THE REQUEST: The entire listing is to be repeated verbatim.

** Start DATASET ROWS **

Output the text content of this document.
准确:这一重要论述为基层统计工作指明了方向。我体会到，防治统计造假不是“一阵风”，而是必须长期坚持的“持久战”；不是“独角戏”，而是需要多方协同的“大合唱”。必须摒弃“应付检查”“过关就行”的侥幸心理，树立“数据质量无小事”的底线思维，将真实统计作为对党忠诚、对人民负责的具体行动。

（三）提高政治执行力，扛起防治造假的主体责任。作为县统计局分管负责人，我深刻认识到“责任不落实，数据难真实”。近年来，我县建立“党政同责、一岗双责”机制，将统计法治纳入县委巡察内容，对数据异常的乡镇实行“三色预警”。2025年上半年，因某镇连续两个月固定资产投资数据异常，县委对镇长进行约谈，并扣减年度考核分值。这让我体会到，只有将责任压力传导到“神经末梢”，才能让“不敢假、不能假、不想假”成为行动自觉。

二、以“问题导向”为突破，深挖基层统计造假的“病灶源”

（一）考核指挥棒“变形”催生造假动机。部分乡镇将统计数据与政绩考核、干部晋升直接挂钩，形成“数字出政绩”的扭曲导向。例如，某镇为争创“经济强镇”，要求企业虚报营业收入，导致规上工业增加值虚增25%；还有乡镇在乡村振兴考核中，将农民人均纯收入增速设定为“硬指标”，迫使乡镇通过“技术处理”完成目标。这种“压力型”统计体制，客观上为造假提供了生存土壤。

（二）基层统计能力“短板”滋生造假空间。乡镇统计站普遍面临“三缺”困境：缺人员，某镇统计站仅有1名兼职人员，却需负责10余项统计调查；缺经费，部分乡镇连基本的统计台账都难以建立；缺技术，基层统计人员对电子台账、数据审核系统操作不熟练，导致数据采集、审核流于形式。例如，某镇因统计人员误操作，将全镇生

** End DATASET ROWS **

FINISHED EXERCISE:
Output the text content of this document.
准确:这一重要论述为基层统计工作指明了方向。我体会到，防治统计造假不是“一阵风”，而是必须长期坚持的“持久战”；不是“独角戏”，而是需要多方协同的“大合唱”。必须摒弃“应付检查”“过关就行”的侥幸心理，树立“数据质量无小事”的底线思维，将真实统计作为对党忠诚、对人民负责的具体行动。

（三）提高政治执行力，扛起防治造假的主体责任。作为县统计局分管负责人，我深刻认识到“责任不落实，数据难真实”。近年来，我县建立“党政同责、一岗双责”机制，将统计法治纳入县委巡察内容，对数据异常的乡镇实行“三色预警”。2025年上半年，因某镇连续两个月固定资产投资数据异常，县委对镇长进行约谈，并扣减年度考核分值。这让我体会到，只有将责任压力传导到“神经末梢”，才能让“不敢假、不能假、不想假”成为行动自觉。

二、以“问题导向”为突破，深挖基层统计造假的“病灶源”

（一）考核指挥棒“变形”催生造假动机。部分乡镇将统计数据与政绩考核、干部晋升直接挂钩，形成“数字出政绩”的扭曲导向。例如，某镇为争创“经济强镇”，要求企业虚报营业收入，导致规上工业增加值虚增25%；还有乡镇在乡村振兴考核中，将农民人均纯收入增速设定为“硬指标”，迫使乡镇通过“技术处理”完成目标。这种“压力型”统计体制，客观上为造假提供了生存土壤。

（二）基层统计能力“短板”滋生造假空间。乡镇统计站普遍面临“三缺”困境：缺人员，某镇统计站仅有1名兼职人员，却需负责10余项统计调查；缺经费，部分乡镇连基本的统计台账都难以建立；缺技术，基层统计人员对电子台账、数据审核系统操作不熟练，导致数据采集、审核流于形式。例如，某镇因统计人员误操作，将全镇生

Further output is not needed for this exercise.